#### Kegiatan
1: Tuliskan kembali secara persis bagian teks pilihan tentang penyidikan bansos Covid-19, mulai dari "Kepala satuan tugas" sampai dengan "virtual, Selasa (6/7).".
2: Menurut teks pilihan tentang penyidikan bansos Covid-19, berapakah nilai yang seharusnya untuk setiap paket bansos?

Kepala satuan tugas (Kasatgas) nonaktif Komisi Pemberantasan Korupsi (KPK) penyidikan perkara suap bantuan sosial Covid-19 Jabodetabek 2020 Andre Dedy Nainggolan, mengatakan dalam proses penyidikan menemukan ada perusahaan penyedia bansos yang nilai per paketnya Rp180.000. Padahal, nilai seharusnya per paket bansos adalah Rp270.000.
Nilai tersebut didapatkan setelah dikurangi distribusi dan goodie bag yang masing-masing Rp15.000. Bahkan, dugaannya bisa lebih rendah dari Rp180.000 per paket.
"Setidaknya ada Rp90.000 per paket sudah hilang nilainya. Kalau kita kalikan dengan jumlah seluruhnya itu bisa sampai Rp2 triliun," katanya saat diskusi virtual, Selasa (6/7).

Baris yang diambil dari sebuah dataset
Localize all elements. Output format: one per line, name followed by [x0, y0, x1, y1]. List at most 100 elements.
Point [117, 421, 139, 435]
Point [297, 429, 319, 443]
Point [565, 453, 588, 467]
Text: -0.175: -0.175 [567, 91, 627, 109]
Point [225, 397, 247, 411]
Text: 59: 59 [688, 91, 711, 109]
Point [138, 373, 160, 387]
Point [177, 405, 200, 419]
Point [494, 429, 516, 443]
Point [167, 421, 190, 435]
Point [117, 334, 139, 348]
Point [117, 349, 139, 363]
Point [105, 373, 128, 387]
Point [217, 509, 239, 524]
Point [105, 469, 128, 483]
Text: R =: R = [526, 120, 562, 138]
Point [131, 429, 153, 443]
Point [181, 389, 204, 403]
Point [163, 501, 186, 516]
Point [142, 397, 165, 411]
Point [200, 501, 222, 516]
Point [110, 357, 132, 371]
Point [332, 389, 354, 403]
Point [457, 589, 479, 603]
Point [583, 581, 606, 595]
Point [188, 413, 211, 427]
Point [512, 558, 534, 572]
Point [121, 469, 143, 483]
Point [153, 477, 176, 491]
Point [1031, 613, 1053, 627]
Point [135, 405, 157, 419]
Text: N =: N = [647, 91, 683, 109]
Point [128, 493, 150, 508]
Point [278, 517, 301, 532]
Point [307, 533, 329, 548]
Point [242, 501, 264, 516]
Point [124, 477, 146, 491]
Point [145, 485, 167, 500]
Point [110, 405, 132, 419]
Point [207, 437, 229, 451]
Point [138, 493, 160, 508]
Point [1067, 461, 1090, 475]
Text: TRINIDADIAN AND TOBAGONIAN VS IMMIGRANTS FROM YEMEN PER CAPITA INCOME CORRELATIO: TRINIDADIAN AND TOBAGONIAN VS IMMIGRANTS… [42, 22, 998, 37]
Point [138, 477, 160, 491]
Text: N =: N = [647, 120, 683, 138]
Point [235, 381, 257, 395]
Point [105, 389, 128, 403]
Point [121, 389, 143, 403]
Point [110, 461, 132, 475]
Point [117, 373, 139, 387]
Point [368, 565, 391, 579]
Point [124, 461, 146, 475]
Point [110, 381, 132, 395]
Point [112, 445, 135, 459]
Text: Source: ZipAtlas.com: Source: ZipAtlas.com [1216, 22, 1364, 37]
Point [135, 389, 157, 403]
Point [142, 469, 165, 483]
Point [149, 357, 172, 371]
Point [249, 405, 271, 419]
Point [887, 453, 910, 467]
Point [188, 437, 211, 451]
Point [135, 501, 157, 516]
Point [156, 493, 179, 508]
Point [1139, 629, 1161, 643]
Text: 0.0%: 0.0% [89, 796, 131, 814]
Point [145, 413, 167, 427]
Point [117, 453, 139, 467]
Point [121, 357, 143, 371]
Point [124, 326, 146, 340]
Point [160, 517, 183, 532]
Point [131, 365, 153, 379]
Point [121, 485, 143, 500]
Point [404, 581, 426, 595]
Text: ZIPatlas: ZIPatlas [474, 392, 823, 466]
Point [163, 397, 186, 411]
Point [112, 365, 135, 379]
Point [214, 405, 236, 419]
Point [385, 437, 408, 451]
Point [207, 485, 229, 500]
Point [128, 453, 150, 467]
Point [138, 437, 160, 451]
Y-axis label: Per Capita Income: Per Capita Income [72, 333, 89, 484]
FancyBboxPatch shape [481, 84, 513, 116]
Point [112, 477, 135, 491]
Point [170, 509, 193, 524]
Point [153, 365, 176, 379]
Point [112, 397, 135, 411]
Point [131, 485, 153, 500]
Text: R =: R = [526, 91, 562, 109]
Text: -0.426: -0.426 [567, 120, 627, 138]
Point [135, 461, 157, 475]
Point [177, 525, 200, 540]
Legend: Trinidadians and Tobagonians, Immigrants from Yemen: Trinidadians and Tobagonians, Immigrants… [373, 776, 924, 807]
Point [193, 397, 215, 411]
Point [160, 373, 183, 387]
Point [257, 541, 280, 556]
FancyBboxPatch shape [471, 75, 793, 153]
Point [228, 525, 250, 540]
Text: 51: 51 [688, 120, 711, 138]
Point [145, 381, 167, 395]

#### Penyelesaian Soal
1:
Kepala satuan tugas (Kasatgas) nonaktif Komisi Pemberantasan Korupsi (KPK) penyidikan perkara suap bantuan sosial Covid-19 Jabodetabek 2020 Andre Dedy Nainggolan, mengatakan dalam proses penyidikan menemukan ada perusahaan penyedia bansos yang nilai per paketnya Rp180.000. Padahal, nilai seharusnya per paket bansos adalah Rp270.000.
Nilai tersebut didapatkan setelah dikurangi distribusi dan goodie bag yang masing-masing Rp15.000. Bahkan, dugaannya bisa lebih rendah dari Rp180.000 per paket.
"Setidaknya ada Rp90.000 per paket sudah hilang nilainya. Kalau kita kalikan dengan jumlah seluruhnya itu bisa sampai Rp2 triliun," katanya saat diskusi virtual, Selasa (6/7).

2: Nilai yang seharusnya untuk setiap paket bansos adalah Rp270.000.